▶ **SET PROBLEM**
Copy out each line exactly as it appears.

▶ **AVAILABLE DATA**
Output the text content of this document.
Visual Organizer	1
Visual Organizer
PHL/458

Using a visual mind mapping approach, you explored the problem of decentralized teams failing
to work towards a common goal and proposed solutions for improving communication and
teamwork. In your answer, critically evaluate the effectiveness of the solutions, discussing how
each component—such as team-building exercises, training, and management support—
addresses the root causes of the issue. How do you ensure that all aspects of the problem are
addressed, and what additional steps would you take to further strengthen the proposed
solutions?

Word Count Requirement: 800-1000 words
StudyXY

▶ **OUTPUT FOR THIS TASK**
Output the text content of this document.
Visual Organizer	1
Visual Organizer
PHL/458

Using a visual mind mapping approach, you explored the problem of decentralized teams failing
to work towards a common goal and proposed solutions for improving communication and
teamwork. In your answer, critically evaluate the effectiveness of the solutions, discussing how
each component—such as team-building exercises, training, and management support—
addresses the root causes of the issue. How do you ensure that all aspects of the problem are
addressed, and what additional steps would you take to further strengthen the proposed
solutions?

Word Count Requirement: 800-1000 words
StudyXY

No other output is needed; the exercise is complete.